- GIVEN INSTRUCTION:
Among the records below, find each line that includes the string "ligne" and copy it.

##### SUPPLIED INFORMATION #####

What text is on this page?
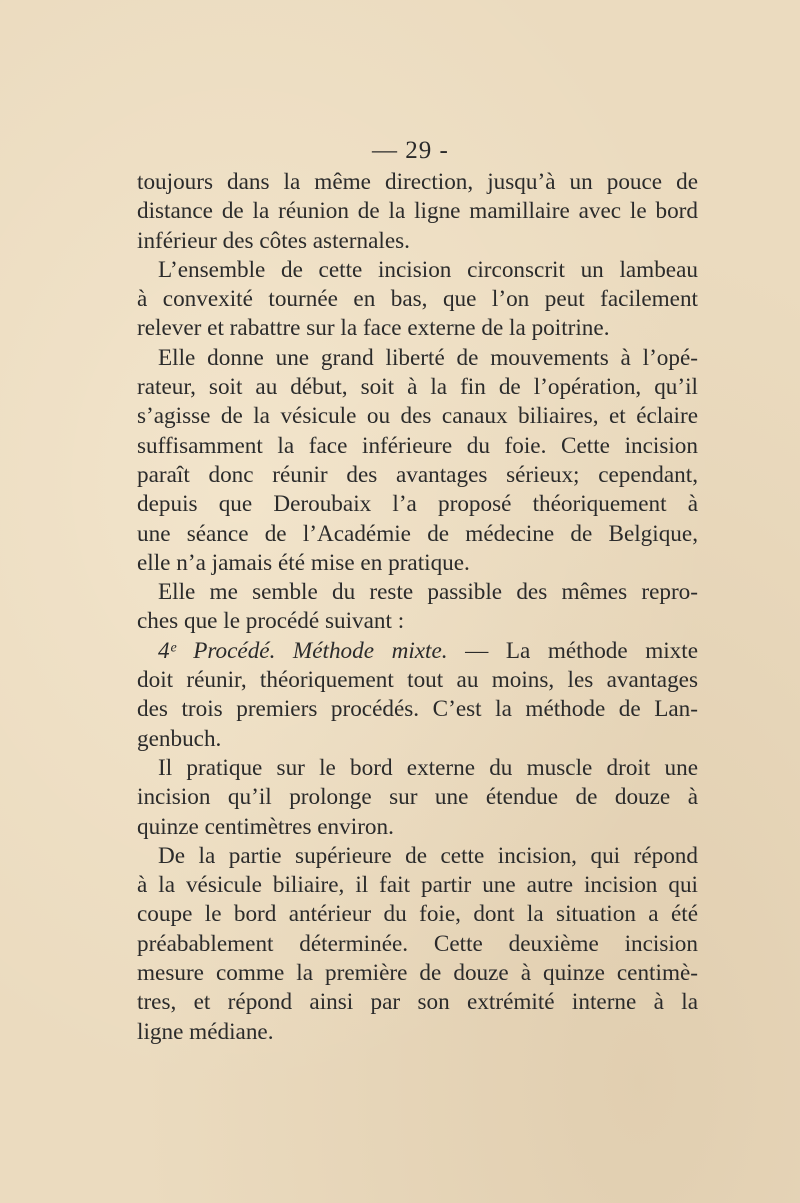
— 29 -
toujours dans la même direction, jusqu’à un pouce de
distance de la réunion de la ligne mamillaire avec le bord
inférieur des côtes asternales.
L’ensemble de cette incision circonscrit un lambeau
à convexité tournée en bas, que l’on peut facilement
relever et rabattre sur la face externe de la poitrine.
Elle donne une grand liberté de mouvements à l’opé-
rateur, soit au début, soit à la fin de l’opération, qu’il
s’agisse de la vésicule ou des canaux biliaires, et éclaire
suffisamment la face inférieure du foie. Cette incision
paraît donc réunir des avantages sérieux; cependant,
depuis que Deroubaix l’a proposé théoriquement à
une séance de l’Académie de médecine de Belgique,
elle n’a jamais été mise en pratique.
Elle me semble du reste passible des mêmes repro-
ches que le procédé suivant :
4ᵉ Procédé. Méthode mixte. — La méthode mixte
doit réunir, théoriquement tout au moins, les avantages
des trois premiers procédés. C’est la méthode de Lan-
genbuch.
Il pratique sur le bord externe du muscle droit une
incision qu’il prolonge sur une étendue de douze à
quinze centimètres environ.
De la partie supérieure de cette incision, qui répond
à la vésicule biliaire, il fait partir une autre incision qui
coupe le bord antérieur du foie, dont la situation a été
préabablement déterminée. Cette deuxième incision
mesure comme la première de douze à quinze centimè-
tres, et répond ainsi par son extrémité interne à la
ligne médiane.
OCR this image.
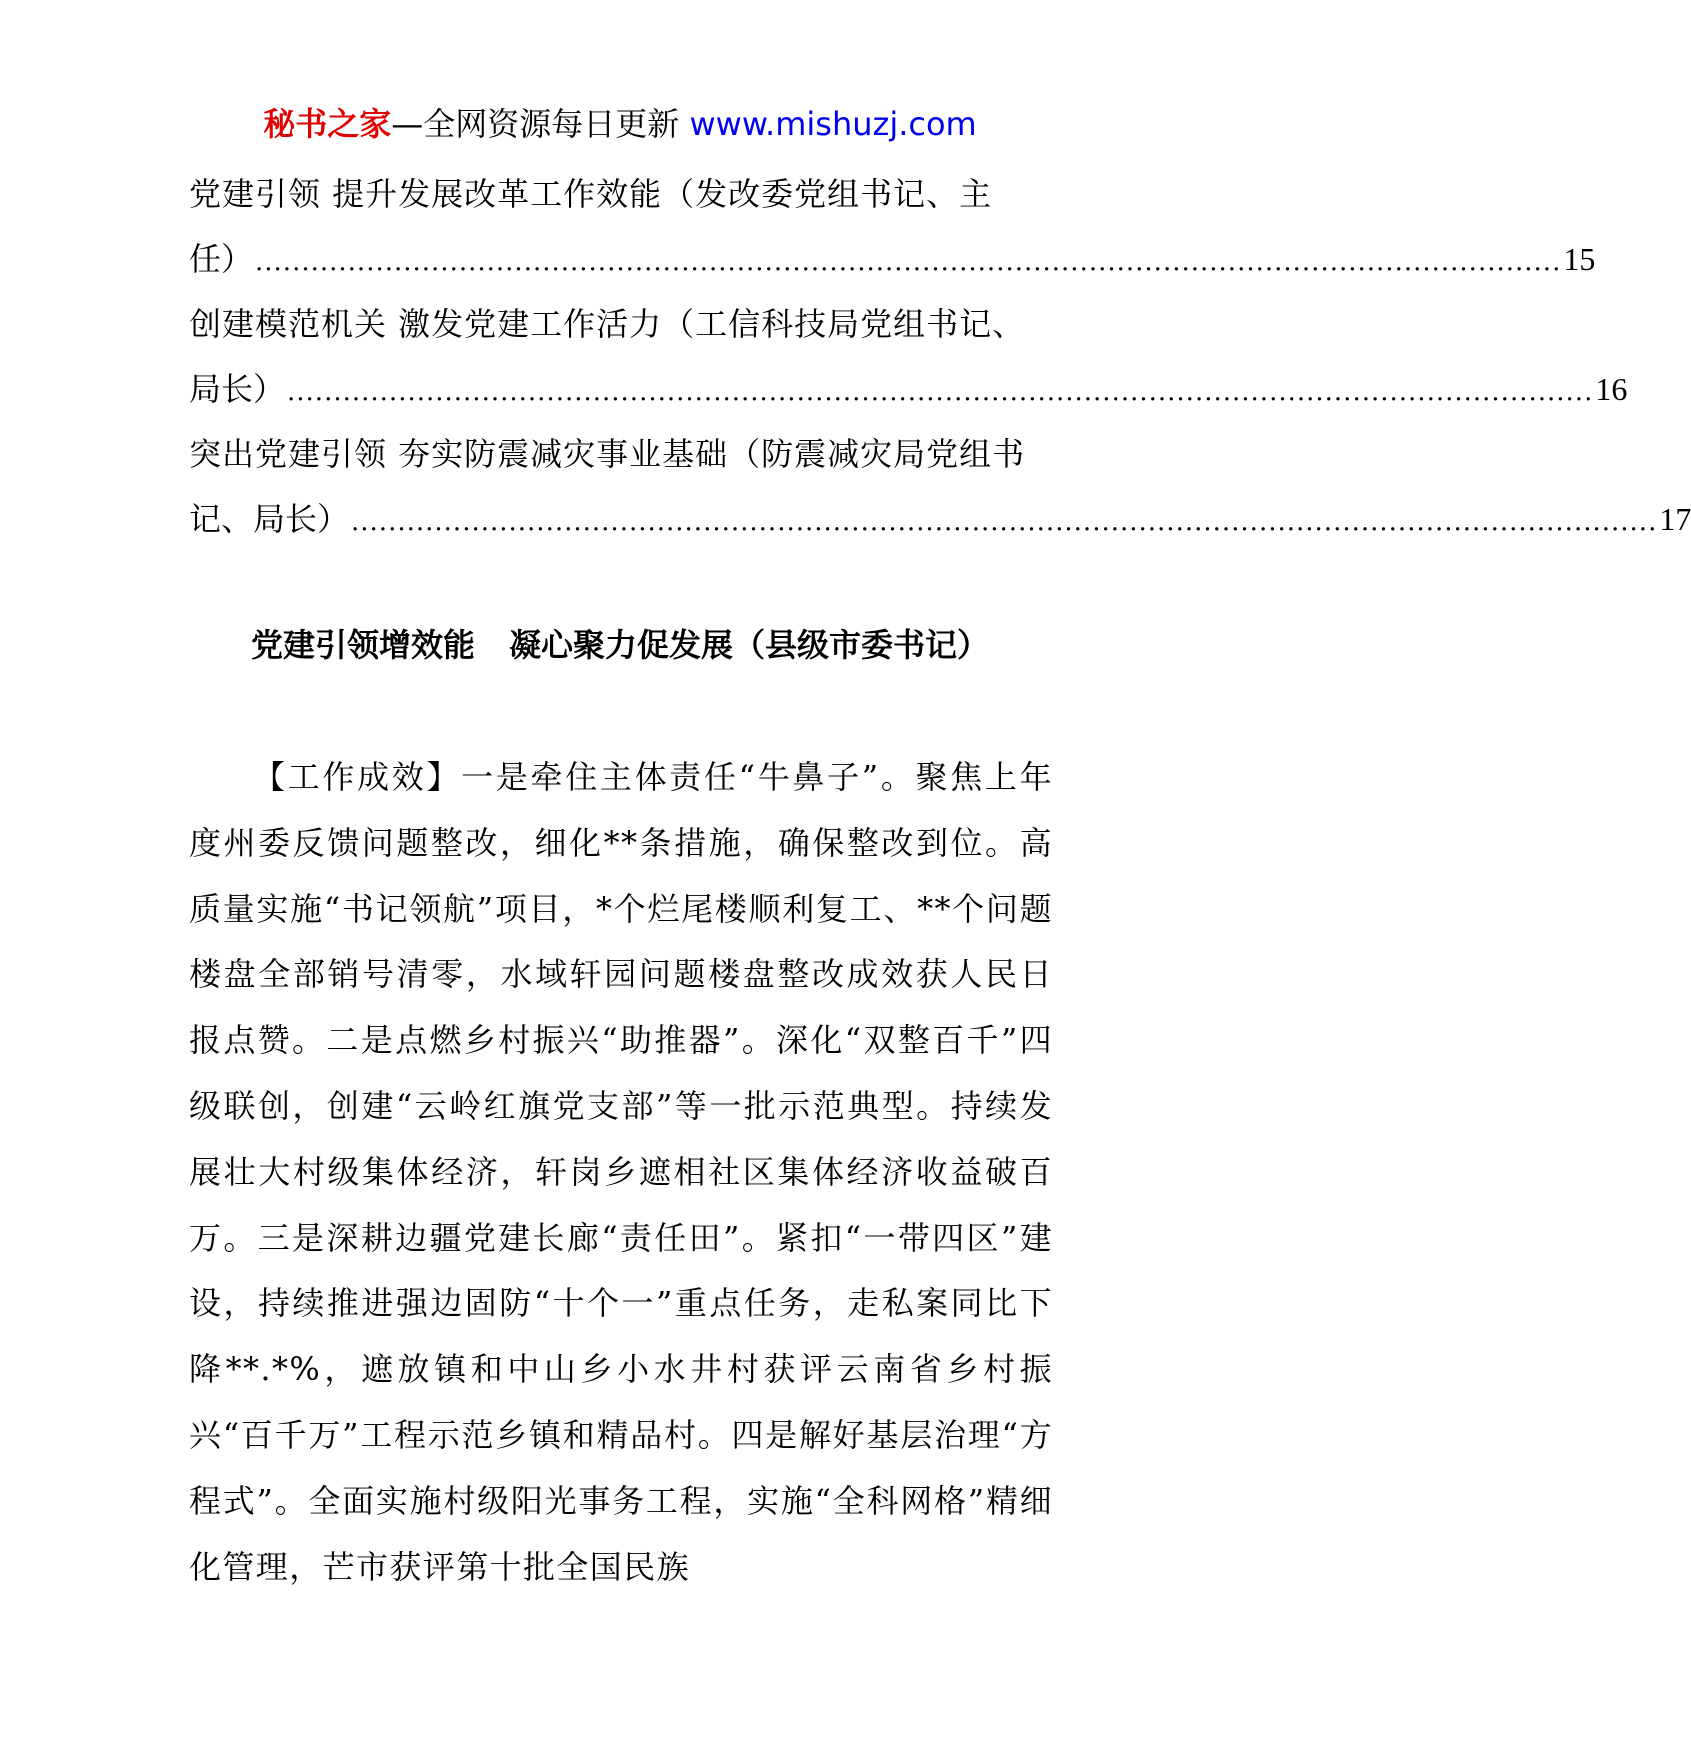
秘书之家—全网资源每日更新 www.mishuzj.com
党建引领 提升发展改革工作效能（发改委党组书记、主
任） ............................................................................................................................................. 15
创建模范机关 激发党建工作活力（工信科技局党组书记、
局长） ............................................................................................................................................. 16
突出党建引领 夯实防震减灾事业基础（防震减灾局党组书
记、局长） ............................................................................................................................................. 17
党建引领增效能 凝心聚力促发展（县级市委书记）

【工作成效】一是牵住主体责任“牛鼻子”。聚焦上年度州委反馈问题整改，细化**条措施，确保整改到位。高质量实施“书记领航”项目，*个烂尾楼顺利复工、**个问题楼盘全部销号清零，水域轩园问题楼盘整改成效获人民日报点赞。二是点燃乡村振兴“助推器”。深化“双整百千”四级联创，创建“云岭红旗党支部”等一批示范典型。持续发展壮大村级集体经济，轩岗乡遮相社区集体经济收益破百万。三是深耕边疆党建长廊“责任田”。紧扣“一带四区”建设，持续推进强边固防“十个一”重点任务，走私案同比下降**.*%，遮放镇和中山乡小水井村获评云南省乡村振兴“百千万”工程示范乡镇和精品村。四是解好基层治理“方程式”。全面实施村级阳光事务工程，实施“全科网格”精细化管理，芒市获评第十批全国民族
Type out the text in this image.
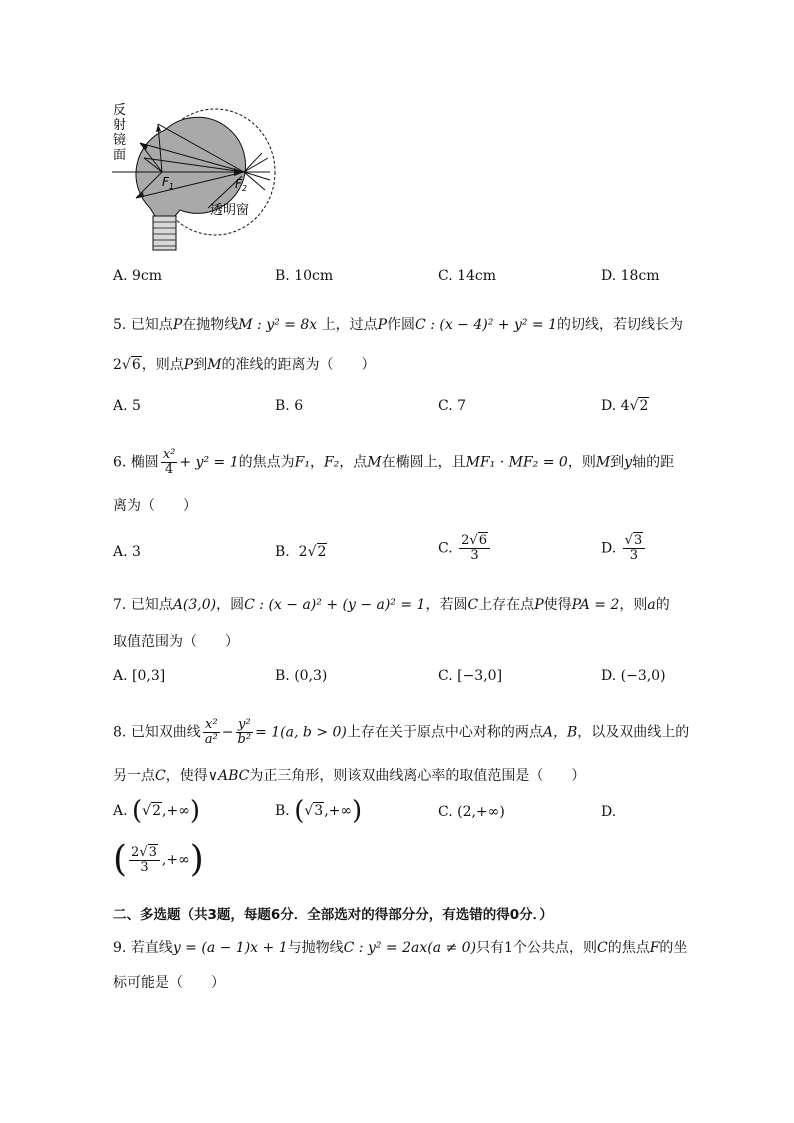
反
射
镜
面
$F_1$	$F_2$
透明窗
A. 9cm	B. 10cm	C. 14cm	D. 18cm
5. 已知点P在抛物线M : y² = 8x 上，过点P作圆C : (x − 4)² + y² = 1的切线，若切线长为
2√6，则点P到M的准线的距离为（　　）
A. 5	B. 6	C. 7	D. 4√2
6. 椭圆 $\frac{\text{x²}}{4} + y^2 = 1$的焦点为F₁，F₂，点M在椭圆上，且MF₁ · MF₂ = 0，则M到y轴的距
离为（　　）
A. 3	B. 2√2	C. $\frac{2√6}{3}$	D. $\frac{√3}{3}$
7. 已知点A(3,0)，圆C : (x − a)² + (y − a)² = 1，若圆C上存在点P使得PA = 2，则a的
取值范围为（　　）
A. [0,3]	B. (0,3)	C. [−3,0]	D. (−3,0)
8. 已知双曲线 $\frac{\text{x²}}{\text{a²}} - \frac{\text{y²}}{\text{b²}} = 1(a$, b > 0)上存在关于原点中心对称的两点A，B，以及双曲线上的
另一点C，使得∨ABC为正三角形，则该双曲线离心率的取值范围是（　　）
A. (√2,+∞)	B. (√3,+∞)	C. (2,+∞)	D.
( $\frac{2√3}{3}$ ,+∞)
二、多选题（共3题，每题6分．全部选对的得部分分，有选错的得0分．）
9. 若直线y = (a − 1)x + 1与抛物线C : y² = 2ax(a ≠ 0)只有1个公共点，则C的焦点F的坐
标可能是（　　）
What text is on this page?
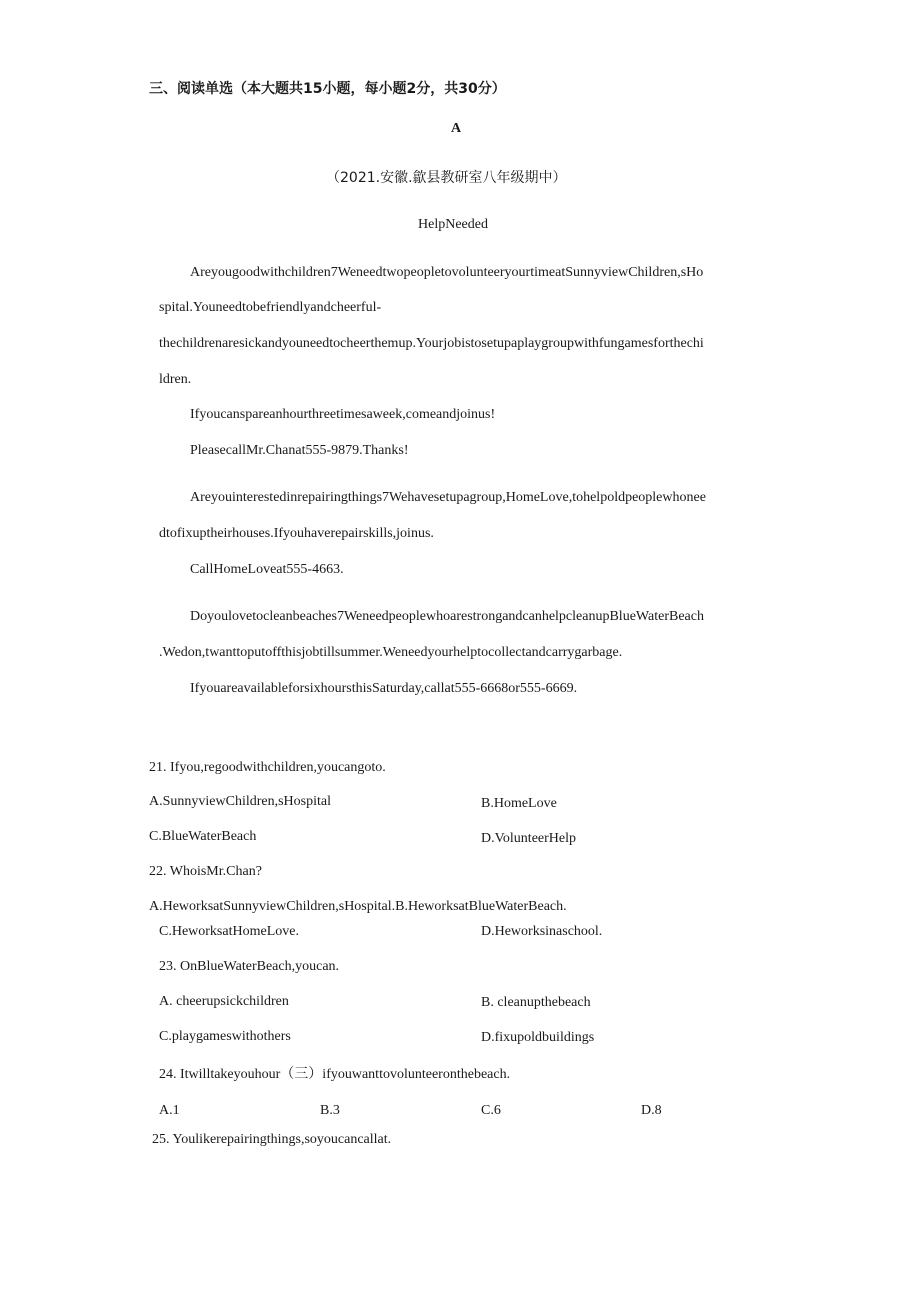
三、阅读单选（本大题共15小题，每小题2分，共30分）
A
（2021.安徽.歙县教研室八年级期中）
HelpNeeded
Areyougoodwithchildren7WeneedtwopeopletovolunteeryourtimeatSunnyviewChildren,sHo
spital.Youneedtobefriendlyandcheerful-
thechildrenaresickandyouneedtocheerthemup.Yourjobistosetupaplaygroupwithfungamesforthechi
ldren.
Ifyoucanspareanhourthreetimesaweek,comeandjoinus!
PleasecallMr.Chanat555-9879.Thanks!
Areyouinterestedinrepairingthings7Wehavesetupagroup,HomeLove,tohelpoldpeoplewhonee
dtofixuptheirhouses.Ifyouhaverepairskills,joinus.
CallHomeLoveat555-4663.
Doyoulovetocleanbeaches7WeneedpeoplewhoarestrongandcanhelpcleanupBlueWaterBeach
.Wedon,twanttoputoffthisjobtillsummer.Weneedyourhelptocollectandcarrygarbage.
IfyouareavailableforsixhoursthisSaturday,callat555-6668or555-6669.
21. Ifyou,regoodwithchildren,youcangoto.
A.SunnyviewChildren,sHospital	B.HomeLove
C.BlueWaterBeach	D.VolunteerHelp
22. WhoisMr.Chan?
A.HeworksatSunnyviewChildren,sHospital.B.HeworksatBlueWaterBeach.
C.HeworksatHomeLove.	D.Heworksinaschool.
23. OnBlueWaterBeach,youcan.
A. cheerupsickchildren	B. cleanupthebeach
C.playgameswithothers	D.fixupoldbuildings
24. Itwilltakeyouhour（三）ifyouwanttovolunteeronthebeach.
A.1	B.3	C.6	D.8
25. Youlikerepairingthings,soyoucancallat.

#####

- FINISHED EXERCISE:
distance de la réunion de la ligne mamillaire avec le bord
ligne médiane.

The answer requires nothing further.